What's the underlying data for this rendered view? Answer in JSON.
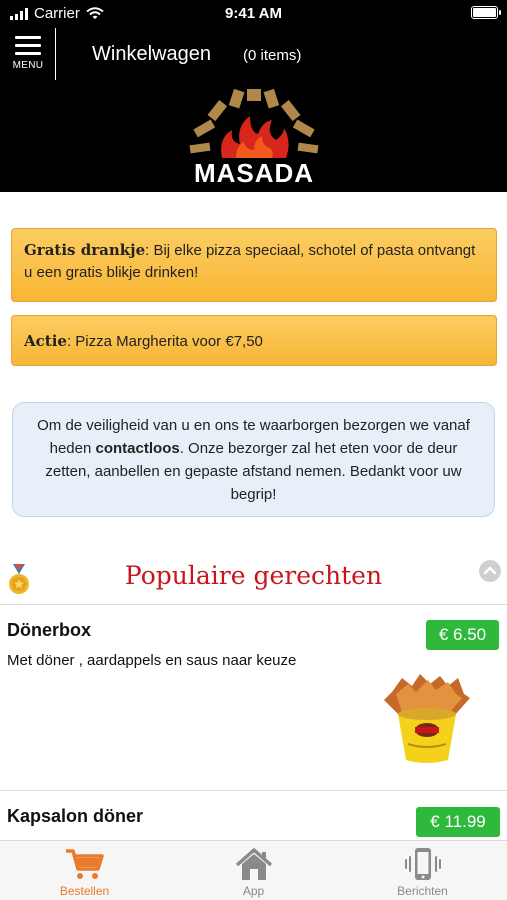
{
  "status_bar": {
    "carrier": "Carrier",
    "time": "9:41 AM"
  },
  "header": {
    "menu_label": "MENU",
    "title": "Winkelwagen",
    "cart_count": "(0 items)",
    "logo_text": "MASADA"
  },
  "promos": [
    {
      "bold": "Gratis drankje",
      "text": ": Bij elke pizza speciaal, schotel of pasta ontvangt u een gratis blikje drinken!"
    },
    {
      "bold": "Actie",
      "text": ": Pizza Margherita voor €7,50"
    }
  ],
  "notice": {
    "before": "Om de veiligheid van u en ons te waarborgen bezorgen we vanaf heden ",
    "bold": "contactloos",
    "after": ". Onze bezorger zal het eten voor de deur zetten, aanbellen en gepaste afstand nemen. Bedankt voor uw begrip!"
  },
  "section": {
    "title": "Populaire gerechten"
  },
  "items": [
    {
      "name": "Dönerbox",
      "description": "Met döner , aardappels en saus naar keuze",
      "price": "€ 6.50 +"
    },
    {
      "name": "Kapsalon döner",
      "price": "€ 11.99 +"
    }
  ],
  "tabs": [
    {
      "label": "Bestellen",
      "icon": "cart-icon",
      "active": true
    },
    {
      "label": "App",
      "icon": "home-icon",
      "active": false
    },
    {
      "label": "Berichten",
      "icon": "phone-vibrate-icon",
      "active": false
    }
  ],
  "colors": {
    "accent": "#e87b2c",
    "price_green": "#2eb83c",
    "title_red": "#c8161d",
    "promo_yellow": "#f8b535"
  }
}
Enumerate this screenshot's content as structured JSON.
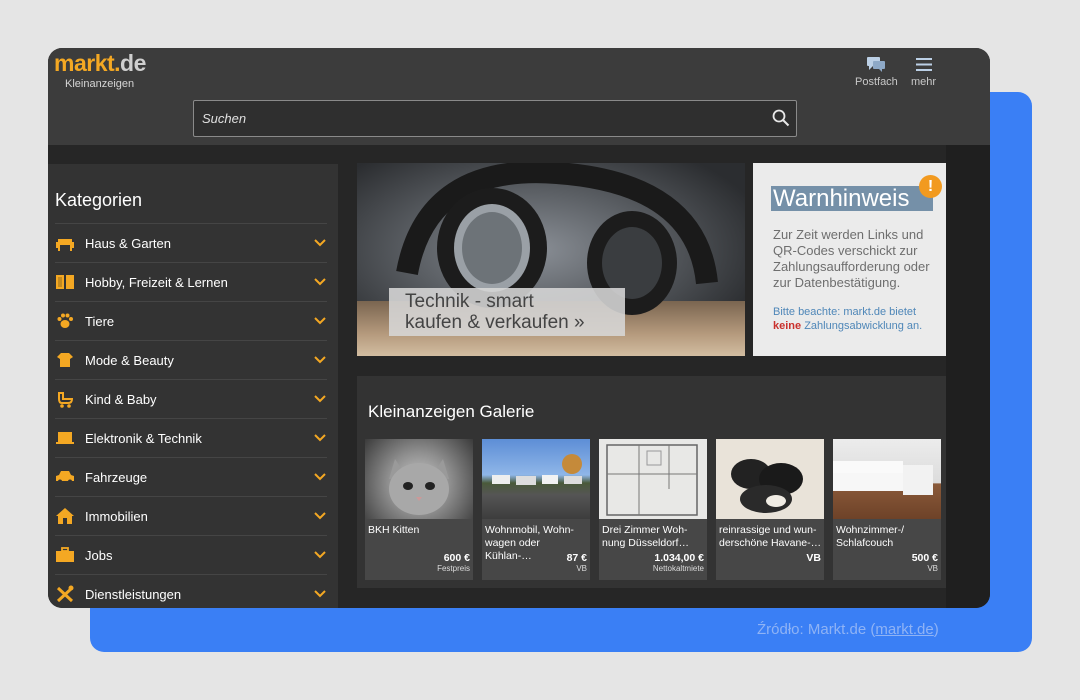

::::::::::

=== Aim of the exercise ===
From the material above, gather all lines that include the string "JSON" and copy them.

=== Reply to the exercise ===
What's the underlying data for this rendered view? Answer in JSON.
Enumerate this screenshot's content as structured JSON.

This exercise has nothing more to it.